● Records supplied

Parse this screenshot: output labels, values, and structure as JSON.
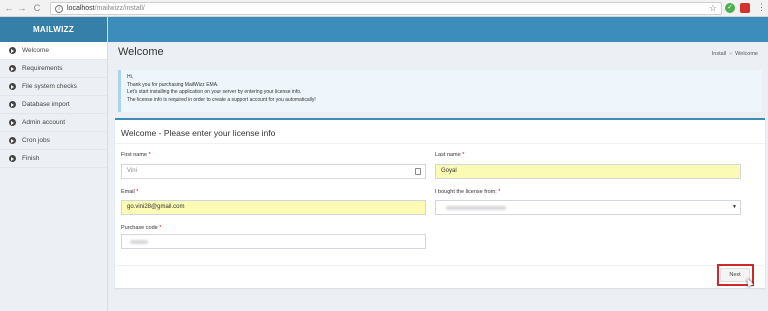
{
  "browser": {
    "url_host": "localhost",
    "url_path": "/mailwizz/install/",
    "nav": {
      "back": "←",
      "forward": "→",
      "reload": "C"
    },
    "ext1_glyph": "✓",
    "menu_glyph": "⋮",
    "star_glyph": "☆"
  },
  "sidebar": {
    "brand": "MAILWIZZ",
    "items": [
      {
        "label": "Welcome",
        "active": true
      },
      {
        "label": "Requirements"
      },
      {
        "label": "File system checks"
      },
      {
        "label": "Database import"
      },
      {
        "label": "Admin account"
      },
      {
        "label": "Cron jobs"
      },
      {
        "label": "Finish"
      }
    ]
  },
  "page": {
    "title": "Welcome",
    "breadcrumb": [
      "Install",
      "Welcome"
    ],
    "breadcrumb_sep": "»"
  },
  "callout": {
    "lines": [
      "Hi,",
      "Thank you for purchasing MailWizz EMA.",
      "Let's start installing the application on your server by entering your license info.",
      "The license info is required in order to create a support account for you automatically!"
    ]
  },
  "form": {
    "title": "Welcome - Please enter your license info",
    "required_mark": "*",
    "first_name": {
      "label": "First name",
      "value": "Vini"
    },
    "last_name": {
      "label": "Last name",
      "value": "Goyal"
    },
    "email": {
      "label": "Email",
      "value": "go.vini28@gmail.com"
    },
    "bought_from": {
      "label": "I bought the license from:",
      "caret": "▼"
    },
    "purchase_code": {
      "label": "Purchase code"
    },
    "next_label": "Next"
  },
  "colors": {
    "brand": "#367fa9",
    "topbar": "#3c8dbc",
    "autofill": "#fbfbb5",
    "highlight": "#d0282a"
  }
}
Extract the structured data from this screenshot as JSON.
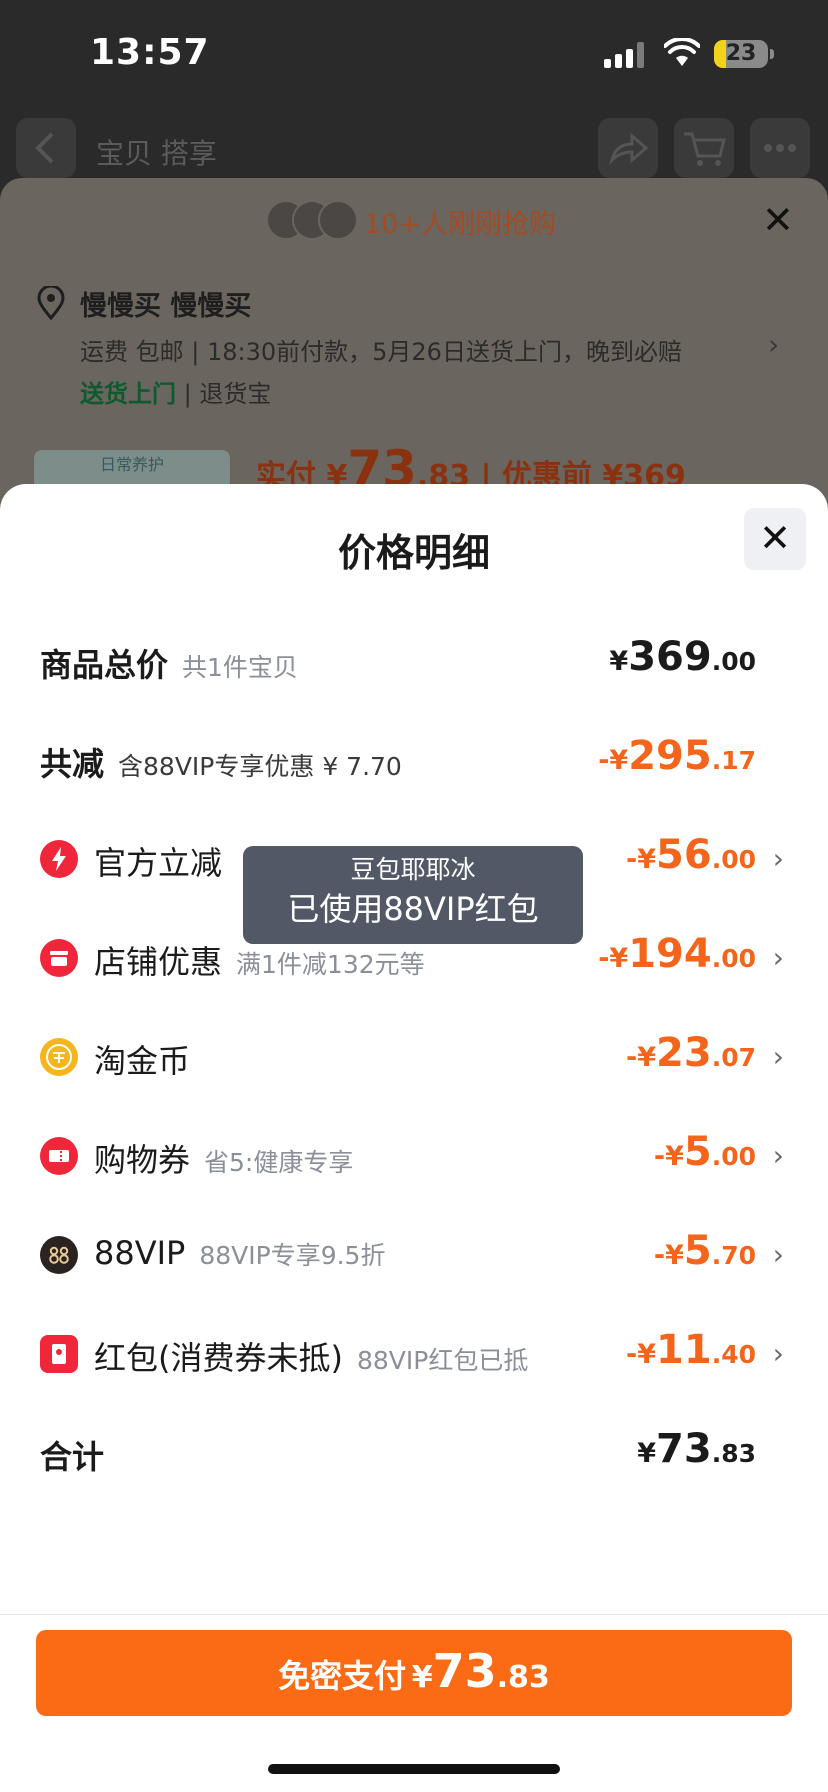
{
  "status": {
    "time": "13:57",
    "battery": "23",
    "battery_level": 0.23
  },
  "nav": {
    "title": "宝贝  搭享"
  },
  "background_sheet": {
    "buyers_text": "10+人刚刚抢购",
    "address_name": "慢慢买 慢慢买",
    "shipping_line": "运费 包邮 | 18:30前付款，5月26日送货上门，晚到必赔",
    "service_green": "送货上门",
    "service_other": " | 退货宝",
    "promo_text": "日常养护",
    "price_prefix": "实付 ¥",
    "price_int": "73",
    "price_dec": ".83",
    "price_suffix": " | 优惠前 ¥369"
  },
  "sheet": {
    "title": "价格明细",
    "rows": [
      {
        "label": "商品总价",
        "sub": "共1件宝贝",
        "cur": "¥",
        "int": "369",
        "dec": ".00"
      },
      {
        "label": "共减",
        "sub": "含88VIP专享优惠 ¥ 7.70",
        "cur": "-¥",
        "int": "295",
        "dec": ".17"
      },
      {
        "label": "官方立减",
        "sub": "",
        "cur": "-¥",
        "int": "56",
        "dec": ".00",
        "icon": "lightning-icon"
      },
      {
        "label": "店铺优惠",
        "sub": "满1件减132元等",
        "cur": "-¥",
        "int": "194",
        "dec": ".00",
        "icon": "shop-icon"
      },
      {
        "label": "淘金币",
        "sub": "",
        "cur": "-¥",
        "int": "23",
        "dec": ".07",
        "icon": "coin-icon"
      },
      {
        "label": "购物券",
        "sub": "省5:健康专享",
        "cur": "-¥",
        "int": "5",
        "dec": ".00",
        "icon": "coupon-icon"
      },
      {
        "label": "88VIP",
        "sub": "88VIP专享9.5折",
        "cur": "-¥",
        "int": "5",
        "dec": ".70",
        "icon": "vip88-icon"
      },
      {
        "label": "红包(消费券未抵)",
        "sub": "88VIP红包已抵",
        "cur": "-¥",
        "int": "11",
        "dec": ".40",
        "icon": "redpacket-icon"
      },
      {
        "label": "合计",
        "sub": "",
        "cur": "¥",
        "int": "73",
        "dec": ".83"
      }
    ]
  },
  "toast": {
    "line1": "豆包耶耶冰",
    "line2": "已使用88VIP红包"
  },
  "pay_button": {
    "label": "免密支付",
    "cur": "¥",
    "int": "73",
    "dec": ".83"
  },
  "colors": {
    "accent": "#fb6a14",
    "discount": "#f4651b",
    "green": "#0d5a2e"
  }
}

● Written exercise
For the data above, state only how many lines include the word "screenshot".

● Full solution
2